> _Problem to work on_
Reproduce the entries from their first line through the line containing "- svg-text:2008: 2008: [97, 310, 124, 324]", inclusive, with every character unchanged.

> _Dataset extract_
⁂

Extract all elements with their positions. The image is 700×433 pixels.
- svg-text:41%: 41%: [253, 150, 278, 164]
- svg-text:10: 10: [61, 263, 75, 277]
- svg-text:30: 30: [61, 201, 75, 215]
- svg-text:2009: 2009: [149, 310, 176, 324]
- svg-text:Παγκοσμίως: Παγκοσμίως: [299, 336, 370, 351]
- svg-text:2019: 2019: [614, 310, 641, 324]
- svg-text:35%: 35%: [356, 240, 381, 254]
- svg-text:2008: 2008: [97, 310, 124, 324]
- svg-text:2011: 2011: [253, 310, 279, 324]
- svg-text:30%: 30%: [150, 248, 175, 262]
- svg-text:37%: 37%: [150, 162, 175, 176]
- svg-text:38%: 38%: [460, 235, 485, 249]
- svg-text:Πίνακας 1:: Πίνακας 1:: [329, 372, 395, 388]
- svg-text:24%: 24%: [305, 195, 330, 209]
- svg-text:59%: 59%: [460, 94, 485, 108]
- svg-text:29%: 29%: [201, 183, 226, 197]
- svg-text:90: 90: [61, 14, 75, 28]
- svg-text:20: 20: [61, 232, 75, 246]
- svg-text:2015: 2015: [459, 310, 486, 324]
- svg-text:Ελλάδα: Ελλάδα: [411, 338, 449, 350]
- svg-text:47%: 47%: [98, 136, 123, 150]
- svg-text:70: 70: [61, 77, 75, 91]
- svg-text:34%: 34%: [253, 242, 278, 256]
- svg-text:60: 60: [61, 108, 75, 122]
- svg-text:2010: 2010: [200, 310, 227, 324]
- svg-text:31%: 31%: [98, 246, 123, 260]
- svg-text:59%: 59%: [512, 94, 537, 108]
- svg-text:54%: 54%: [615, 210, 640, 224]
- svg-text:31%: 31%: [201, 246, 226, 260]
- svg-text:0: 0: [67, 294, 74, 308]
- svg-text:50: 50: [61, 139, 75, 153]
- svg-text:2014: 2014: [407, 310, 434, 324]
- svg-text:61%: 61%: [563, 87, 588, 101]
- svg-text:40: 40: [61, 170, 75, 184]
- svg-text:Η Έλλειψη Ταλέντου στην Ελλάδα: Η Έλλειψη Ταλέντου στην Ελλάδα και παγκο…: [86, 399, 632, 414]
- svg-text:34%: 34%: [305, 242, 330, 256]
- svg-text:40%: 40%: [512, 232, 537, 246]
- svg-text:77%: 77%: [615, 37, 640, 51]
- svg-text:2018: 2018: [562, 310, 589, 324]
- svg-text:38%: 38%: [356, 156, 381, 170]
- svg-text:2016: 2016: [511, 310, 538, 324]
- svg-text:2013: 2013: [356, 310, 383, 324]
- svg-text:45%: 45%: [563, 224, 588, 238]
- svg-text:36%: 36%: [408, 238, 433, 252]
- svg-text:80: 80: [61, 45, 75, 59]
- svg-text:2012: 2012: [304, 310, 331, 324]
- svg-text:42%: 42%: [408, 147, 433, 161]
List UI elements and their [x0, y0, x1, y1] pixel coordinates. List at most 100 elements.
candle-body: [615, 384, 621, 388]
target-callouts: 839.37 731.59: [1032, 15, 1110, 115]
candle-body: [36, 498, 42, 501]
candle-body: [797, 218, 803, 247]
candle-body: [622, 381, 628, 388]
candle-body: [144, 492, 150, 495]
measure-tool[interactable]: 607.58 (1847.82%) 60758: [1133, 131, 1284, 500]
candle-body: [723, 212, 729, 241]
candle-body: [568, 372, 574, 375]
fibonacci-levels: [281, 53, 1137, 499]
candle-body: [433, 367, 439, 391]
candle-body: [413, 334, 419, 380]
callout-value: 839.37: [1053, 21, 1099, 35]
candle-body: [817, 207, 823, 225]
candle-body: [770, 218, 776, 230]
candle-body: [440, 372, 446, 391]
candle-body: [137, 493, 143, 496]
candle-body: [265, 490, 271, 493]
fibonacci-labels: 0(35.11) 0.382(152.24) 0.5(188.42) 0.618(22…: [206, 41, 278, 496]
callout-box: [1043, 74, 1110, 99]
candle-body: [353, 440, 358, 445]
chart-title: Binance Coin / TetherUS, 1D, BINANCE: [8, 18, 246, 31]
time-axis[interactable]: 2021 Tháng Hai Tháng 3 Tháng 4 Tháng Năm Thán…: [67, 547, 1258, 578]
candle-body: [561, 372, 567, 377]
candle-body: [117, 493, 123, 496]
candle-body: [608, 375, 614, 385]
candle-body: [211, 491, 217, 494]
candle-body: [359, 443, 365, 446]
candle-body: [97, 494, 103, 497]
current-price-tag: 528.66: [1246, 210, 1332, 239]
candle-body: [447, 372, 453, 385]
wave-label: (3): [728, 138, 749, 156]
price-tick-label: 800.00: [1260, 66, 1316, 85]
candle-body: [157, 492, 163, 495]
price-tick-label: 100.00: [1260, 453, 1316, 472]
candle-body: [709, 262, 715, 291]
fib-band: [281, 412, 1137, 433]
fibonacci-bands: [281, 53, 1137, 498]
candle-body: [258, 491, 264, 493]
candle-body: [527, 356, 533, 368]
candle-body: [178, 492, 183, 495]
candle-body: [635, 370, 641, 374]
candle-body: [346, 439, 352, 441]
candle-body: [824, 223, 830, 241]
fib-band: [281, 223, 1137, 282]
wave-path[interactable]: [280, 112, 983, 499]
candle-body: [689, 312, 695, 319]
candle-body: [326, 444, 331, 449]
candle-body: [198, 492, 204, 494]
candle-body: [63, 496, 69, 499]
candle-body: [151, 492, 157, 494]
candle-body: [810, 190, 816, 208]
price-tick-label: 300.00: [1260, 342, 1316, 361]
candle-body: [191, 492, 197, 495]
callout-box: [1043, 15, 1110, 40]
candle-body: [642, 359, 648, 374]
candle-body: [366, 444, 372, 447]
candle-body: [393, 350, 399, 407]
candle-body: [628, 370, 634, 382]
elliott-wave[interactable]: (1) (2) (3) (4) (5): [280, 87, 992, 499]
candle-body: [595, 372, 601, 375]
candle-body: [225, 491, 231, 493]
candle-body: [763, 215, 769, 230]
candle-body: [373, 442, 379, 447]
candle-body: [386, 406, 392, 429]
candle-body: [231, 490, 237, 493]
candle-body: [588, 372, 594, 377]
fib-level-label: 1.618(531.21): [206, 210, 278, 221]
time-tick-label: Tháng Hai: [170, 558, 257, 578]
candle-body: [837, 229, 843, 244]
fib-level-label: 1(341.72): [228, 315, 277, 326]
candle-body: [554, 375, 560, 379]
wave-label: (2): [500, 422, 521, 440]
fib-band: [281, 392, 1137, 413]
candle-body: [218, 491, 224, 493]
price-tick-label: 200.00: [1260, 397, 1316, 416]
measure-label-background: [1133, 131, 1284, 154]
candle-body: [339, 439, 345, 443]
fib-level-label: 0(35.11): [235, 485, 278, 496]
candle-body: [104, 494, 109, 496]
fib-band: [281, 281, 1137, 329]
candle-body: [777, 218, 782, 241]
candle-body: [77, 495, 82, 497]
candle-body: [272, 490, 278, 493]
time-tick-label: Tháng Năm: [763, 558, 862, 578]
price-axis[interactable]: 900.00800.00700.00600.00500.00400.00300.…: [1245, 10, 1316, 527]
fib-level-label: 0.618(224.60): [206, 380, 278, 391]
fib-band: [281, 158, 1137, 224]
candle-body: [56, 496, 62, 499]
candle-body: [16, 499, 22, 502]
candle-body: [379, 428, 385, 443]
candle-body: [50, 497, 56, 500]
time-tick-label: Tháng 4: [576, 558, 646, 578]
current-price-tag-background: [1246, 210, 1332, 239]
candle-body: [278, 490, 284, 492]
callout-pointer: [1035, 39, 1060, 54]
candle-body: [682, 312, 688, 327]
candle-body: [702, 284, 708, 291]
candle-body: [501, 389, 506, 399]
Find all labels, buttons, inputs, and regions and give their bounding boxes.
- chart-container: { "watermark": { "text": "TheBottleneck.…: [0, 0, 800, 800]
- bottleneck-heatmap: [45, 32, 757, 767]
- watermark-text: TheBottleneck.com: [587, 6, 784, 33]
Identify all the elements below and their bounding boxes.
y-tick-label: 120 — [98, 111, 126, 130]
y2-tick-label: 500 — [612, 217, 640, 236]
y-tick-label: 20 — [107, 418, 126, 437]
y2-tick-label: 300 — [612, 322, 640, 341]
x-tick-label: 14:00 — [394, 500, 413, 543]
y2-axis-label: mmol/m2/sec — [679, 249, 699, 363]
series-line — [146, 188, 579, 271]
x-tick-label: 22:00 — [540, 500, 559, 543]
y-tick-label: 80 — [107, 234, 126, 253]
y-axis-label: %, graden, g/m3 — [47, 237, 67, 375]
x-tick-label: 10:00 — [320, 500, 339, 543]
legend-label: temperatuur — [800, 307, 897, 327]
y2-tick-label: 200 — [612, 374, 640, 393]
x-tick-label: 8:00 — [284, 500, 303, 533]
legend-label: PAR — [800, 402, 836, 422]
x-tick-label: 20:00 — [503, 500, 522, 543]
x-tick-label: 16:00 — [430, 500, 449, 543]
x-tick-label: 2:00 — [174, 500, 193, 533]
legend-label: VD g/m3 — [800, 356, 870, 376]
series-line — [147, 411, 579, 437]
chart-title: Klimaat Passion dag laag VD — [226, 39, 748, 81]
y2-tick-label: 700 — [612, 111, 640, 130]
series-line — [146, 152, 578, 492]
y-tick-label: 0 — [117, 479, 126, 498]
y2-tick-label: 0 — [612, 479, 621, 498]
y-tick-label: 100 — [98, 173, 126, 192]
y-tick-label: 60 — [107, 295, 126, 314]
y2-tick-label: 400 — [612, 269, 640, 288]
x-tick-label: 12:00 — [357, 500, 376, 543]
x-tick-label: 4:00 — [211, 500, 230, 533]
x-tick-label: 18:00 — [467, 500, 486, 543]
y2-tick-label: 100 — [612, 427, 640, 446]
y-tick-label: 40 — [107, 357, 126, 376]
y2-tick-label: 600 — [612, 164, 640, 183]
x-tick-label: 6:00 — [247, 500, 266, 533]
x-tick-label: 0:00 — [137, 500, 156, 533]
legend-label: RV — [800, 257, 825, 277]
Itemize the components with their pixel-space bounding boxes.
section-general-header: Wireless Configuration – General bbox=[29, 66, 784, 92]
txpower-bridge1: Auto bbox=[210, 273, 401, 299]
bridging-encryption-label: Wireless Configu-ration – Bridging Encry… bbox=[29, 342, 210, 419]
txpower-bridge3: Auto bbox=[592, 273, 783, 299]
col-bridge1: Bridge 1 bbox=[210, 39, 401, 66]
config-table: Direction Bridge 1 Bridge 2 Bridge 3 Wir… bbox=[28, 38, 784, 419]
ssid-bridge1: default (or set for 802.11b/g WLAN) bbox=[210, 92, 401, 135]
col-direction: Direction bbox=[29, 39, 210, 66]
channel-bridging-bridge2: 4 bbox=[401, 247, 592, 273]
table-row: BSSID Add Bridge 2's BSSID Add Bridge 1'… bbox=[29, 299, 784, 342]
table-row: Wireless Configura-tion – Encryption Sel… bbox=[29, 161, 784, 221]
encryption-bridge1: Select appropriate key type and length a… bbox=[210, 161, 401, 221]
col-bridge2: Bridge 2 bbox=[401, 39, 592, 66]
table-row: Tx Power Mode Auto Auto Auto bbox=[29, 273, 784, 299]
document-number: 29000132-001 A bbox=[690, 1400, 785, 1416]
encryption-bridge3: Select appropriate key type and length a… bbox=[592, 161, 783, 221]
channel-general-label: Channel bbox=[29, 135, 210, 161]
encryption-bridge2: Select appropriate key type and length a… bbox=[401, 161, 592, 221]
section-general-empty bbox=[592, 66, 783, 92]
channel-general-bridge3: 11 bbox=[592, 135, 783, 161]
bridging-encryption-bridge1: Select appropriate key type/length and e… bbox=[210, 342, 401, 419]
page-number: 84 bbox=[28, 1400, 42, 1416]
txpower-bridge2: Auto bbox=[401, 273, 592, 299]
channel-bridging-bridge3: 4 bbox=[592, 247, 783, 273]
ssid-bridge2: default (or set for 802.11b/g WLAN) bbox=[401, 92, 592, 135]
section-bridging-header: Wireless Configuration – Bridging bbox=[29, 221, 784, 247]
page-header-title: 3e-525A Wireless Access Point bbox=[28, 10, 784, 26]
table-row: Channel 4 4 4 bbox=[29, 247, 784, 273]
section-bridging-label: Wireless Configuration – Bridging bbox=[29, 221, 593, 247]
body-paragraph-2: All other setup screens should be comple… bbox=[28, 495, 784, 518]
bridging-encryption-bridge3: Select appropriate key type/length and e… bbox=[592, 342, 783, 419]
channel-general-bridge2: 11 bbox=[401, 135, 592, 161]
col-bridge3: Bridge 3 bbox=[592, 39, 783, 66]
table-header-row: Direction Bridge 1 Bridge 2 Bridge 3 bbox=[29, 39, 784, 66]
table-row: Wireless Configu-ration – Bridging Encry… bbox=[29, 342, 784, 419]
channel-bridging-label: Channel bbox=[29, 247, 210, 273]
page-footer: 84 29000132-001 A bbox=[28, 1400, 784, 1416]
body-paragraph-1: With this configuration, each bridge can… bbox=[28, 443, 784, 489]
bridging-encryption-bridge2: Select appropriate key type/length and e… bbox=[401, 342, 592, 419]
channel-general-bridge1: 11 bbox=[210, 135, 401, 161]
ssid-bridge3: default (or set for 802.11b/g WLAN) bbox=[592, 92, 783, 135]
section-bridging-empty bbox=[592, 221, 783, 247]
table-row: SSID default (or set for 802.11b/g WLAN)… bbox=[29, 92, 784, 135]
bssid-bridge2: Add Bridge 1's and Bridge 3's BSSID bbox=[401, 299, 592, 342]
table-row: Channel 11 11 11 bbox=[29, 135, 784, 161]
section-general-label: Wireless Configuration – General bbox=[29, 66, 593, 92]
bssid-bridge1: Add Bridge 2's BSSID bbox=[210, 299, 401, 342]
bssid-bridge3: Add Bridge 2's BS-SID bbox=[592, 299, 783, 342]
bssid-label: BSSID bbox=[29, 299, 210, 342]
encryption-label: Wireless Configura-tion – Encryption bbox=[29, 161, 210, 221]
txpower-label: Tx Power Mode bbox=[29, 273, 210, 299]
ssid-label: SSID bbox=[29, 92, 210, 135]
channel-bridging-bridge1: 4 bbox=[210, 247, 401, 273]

⁂

> _Solution below_
Extract all elements with their positions. The image is 700×433 pixels.
- svg-text:41%: 41%: [253, 150, 278, 164]
- svg-text:10: 10: [61, 263, 75, 277]
- svg-text:30: 30: [61, 201, 75, 215]
- svg-text:2009: 2009: [149, 310, 176, 324]
- svg-text:Παγκοσμίως: Παγκοσμίως: [299, 336, 370, 351]
- svg-text:2019: 2019: [614, 310, 641, 324]
- svg-text:35%: 35%: [356, 240, 381, 254]
- svg-text:2008: 2008: [97, 310, 124, 324]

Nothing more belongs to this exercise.